Read the records and gather each line that includes "secteurs".
━━━━━ DATA EXCERPTS ━━━━━
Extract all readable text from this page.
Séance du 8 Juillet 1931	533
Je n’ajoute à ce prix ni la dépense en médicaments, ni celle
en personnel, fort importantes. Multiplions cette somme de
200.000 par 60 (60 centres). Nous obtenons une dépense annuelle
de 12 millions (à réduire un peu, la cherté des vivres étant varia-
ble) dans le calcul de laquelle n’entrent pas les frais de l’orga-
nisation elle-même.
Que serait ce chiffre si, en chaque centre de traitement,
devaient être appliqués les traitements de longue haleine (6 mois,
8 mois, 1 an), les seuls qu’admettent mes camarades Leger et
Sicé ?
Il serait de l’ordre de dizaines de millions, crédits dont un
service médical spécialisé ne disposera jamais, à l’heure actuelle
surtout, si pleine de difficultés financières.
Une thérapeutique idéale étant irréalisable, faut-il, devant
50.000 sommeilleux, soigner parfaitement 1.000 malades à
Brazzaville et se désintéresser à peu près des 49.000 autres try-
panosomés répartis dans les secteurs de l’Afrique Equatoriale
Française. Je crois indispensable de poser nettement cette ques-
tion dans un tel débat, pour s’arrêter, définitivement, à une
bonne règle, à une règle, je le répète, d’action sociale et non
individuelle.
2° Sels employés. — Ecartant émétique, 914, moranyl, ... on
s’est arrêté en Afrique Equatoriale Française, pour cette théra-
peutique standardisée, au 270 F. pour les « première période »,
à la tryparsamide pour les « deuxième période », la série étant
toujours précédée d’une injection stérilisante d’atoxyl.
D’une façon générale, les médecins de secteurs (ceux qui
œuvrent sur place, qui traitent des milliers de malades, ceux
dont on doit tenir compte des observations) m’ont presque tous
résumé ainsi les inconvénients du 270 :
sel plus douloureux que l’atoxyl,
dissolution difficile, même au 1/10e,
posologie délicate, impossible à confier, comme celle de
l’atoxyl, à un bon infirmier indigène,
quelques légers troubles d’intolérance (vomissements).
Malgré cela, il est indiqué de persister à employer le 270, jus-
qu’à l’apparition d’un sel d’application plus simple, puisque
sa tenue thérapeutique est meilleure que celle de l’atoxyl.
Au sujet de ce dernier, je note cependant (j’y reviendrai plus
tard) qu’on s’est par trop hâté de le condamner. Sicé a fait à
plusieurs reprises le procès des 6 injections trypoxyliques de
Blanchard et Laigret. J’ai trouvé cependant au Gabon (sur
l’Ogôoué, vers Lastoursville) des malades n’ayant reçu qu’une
━━━━━
**CORRECT ANSWER**
panosomés répartis dans les secteurs de l’Afrique Equatoriale
D’une façon générale, les médecins de secteurs (ceux qui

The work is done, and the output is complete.